• _Information supplied_
--- BEGIN ---

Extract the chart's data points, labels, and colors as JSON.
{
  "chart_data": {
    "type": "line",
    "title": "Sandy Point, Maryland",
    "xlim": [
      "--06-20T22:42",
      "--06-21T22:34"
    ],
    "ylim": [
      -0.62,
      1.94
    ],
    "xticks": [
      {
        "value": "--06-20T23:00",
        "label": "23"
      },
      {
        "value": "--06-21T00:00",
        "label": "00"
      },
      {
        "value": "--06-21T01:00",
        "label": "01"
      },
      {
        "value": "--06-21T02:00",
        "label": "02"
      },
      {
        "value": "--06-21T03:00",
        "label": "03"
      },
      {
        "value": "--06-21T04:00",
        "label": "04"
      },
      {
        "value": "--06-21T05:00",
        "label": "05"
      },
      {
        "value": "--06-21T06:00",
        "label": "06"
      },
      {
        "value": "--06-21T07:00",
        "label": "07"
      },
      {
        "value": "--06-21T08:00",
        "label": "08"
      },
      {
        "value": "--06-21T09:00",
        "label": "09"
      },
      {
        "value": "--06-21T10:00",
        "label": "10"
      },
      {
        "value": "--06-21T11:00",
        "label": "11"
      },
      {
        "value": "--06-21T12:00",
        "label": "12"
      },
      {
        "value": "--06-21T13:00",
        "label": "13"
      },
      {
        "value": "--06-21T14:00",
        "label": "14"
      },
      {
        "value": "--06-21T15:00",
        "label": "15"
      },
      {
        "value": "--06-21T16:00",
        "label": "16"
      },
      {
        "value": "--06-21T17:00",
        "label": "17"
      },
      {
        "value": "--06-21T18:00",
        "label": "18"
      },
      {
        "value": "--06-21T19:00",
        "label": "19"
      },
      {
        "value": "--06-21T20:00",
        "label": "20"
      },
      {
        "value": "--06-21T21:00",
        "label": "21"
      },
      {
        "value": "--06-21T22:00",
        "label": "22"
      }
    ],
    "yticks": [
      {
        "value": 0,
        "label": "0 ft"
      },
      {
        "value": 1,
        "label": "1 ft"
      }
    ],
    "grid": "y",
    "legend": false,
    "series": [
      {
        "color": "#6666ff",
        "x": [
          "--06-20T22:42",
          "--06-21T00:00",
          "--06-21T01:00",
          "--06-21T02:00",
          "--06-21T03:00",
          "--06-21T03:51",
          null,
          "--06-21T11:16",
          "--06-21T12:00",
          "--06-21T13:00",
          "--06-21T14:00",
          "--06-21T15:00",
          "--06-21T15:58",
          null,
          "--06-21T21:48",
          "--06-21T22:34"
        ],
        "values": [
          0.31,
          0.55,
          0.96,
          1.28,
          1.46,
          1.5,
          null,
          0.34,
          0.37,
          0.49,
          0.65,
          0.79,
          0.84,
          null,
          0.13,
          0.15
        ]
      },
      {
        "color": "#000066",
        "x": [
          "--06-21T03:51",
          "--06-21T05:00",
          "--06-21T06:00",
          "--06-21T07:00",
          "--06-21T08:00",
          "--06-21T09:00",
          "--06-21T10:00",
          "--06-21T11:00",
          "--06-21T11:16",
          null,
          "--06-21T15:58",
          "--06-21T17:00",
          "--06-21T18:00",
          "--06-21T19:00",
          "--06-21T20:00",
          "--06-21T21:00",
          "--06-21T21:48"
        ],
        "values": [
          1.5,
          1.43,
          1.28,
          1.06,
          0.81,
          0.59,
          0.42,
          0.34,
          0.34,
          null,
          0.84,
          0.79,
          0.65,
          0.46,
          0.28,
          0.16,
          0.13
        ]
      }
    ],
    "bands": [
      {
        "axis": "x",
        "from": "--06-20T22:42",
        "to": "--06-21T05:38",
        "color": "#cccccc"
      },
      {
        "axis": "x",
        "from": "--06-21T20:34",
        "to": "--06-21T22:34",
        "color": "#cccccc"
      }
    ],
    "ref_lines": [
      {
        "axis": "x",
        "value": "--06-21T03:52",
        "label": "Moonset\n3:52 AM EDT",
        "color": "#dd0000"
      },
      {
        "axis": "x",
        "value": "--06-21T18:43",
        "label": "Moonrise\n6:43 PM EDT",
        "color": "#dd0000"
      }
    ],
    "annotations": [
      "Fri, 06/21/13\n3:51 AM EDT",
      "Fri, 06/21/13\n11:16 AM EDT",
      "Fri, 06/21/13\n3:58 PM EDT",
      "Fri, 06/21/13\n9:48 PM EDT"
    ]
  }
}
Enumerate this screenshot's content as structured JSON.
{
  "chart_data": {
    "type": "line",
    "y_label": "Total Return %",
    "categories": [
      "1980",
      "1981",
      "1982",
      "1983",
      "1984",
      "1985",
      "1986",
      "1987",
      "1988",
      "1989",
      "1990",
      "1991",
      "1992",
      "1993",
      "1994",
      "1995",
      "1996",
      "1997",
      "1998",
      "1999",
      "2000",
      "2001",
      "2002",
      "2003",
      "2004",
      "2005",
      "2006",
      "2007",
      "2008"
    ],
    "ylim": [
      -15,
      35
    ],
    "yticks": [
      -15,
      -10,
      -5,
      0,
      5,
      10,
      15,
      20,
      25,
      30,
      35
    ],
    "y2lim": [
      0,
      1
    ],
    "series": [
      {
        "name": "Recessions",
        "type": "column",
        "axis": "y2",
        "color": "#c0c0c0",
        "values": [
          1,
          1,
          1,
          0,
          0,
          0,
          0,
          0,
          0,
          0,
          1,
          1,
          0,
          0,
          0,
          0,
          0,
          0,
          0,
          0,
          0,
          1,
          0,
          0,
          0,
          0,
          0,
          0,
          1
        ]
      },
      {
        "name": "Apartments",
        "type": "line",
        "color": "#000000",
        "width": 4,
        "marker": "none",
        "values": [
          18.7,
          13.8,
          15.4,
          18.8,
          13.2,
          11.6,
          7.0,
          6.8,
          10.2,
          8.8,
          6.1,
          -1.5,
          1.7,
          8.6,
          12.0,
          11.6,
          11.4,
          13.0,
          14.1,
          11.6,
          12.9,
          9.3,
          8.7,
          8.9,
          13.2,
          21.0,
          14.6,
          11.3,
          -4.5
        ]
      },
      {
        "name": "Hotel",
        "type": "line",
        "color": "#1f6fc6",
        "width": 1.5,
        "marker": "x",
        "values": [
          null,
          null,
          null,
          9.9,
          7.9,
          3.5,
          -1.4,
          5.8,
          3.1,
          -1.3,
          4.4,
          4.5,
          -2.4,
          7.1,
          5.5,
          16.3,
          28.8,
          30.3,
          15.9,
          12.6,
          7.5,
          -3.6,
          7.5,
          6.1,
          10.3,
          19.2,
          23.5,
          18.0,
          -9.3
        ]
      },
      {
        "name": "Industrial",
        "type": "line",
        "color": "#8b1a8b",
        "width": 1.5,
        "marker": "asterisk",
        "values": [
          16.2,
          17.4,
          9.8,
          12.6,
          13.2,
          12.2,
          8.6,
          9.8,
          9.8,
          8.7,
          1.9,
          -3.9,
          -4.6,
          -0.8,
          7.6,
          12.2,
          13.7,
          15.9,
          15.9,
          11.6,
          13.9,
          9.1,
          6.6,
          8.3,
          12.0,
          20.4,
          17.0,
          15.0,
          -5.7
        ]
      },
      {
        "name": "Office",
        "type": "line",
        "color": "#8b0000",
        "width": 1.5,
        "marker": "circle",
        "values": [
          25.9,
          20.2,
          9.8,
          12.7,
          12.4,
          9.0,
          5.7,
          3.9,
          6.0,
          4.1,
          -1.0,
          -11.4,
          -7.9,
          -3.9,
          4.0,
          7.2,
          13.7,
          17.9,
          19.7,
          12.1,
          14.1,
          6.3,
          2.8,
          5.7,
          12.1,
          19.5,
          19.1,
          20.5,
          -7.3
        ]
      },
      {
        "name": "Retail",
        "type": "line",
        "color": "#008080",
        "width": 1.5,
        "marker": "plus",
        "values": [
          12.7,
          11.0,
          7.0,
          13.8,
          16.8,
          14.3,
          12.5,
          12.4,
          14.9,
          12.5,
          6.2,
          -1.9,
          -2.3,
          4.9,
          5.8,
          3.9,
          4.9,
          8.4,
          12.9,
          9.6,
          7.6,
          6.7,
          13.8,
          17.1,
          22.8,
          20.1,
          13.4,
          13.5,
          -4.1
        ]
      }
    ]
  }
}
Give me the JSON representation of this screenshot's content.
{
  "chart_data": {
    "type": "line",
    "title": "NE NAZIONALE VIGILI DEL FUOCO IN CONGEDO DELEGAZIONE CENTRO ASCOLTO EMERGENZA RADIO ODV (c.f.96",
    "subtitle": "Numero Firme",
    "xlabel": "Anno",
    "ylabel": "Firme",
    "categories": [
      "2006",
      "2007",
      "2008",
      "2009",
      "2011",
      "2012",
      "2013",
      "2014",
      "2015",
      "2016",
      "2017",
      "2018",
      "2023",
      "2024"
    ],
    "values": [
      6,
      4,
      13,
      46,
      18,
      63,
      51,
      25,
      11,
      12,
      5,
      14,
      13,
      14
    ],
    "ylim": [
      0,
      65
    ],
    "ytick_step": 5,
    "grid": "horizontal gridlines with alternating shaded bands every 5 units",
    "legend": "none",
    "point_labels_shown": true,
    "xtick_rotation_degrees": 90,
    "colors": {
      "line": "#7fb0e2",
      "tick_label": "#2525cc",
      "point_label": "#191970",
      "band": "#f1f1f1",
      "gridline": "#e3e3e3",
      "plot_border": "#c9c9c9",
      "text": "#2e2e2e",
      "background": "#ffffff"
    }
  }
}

--- END ---

• _Short task_
The word "marker" may occur in lines of the records. Report how many such lines there are, giving only the number.

• _Exercise result_
5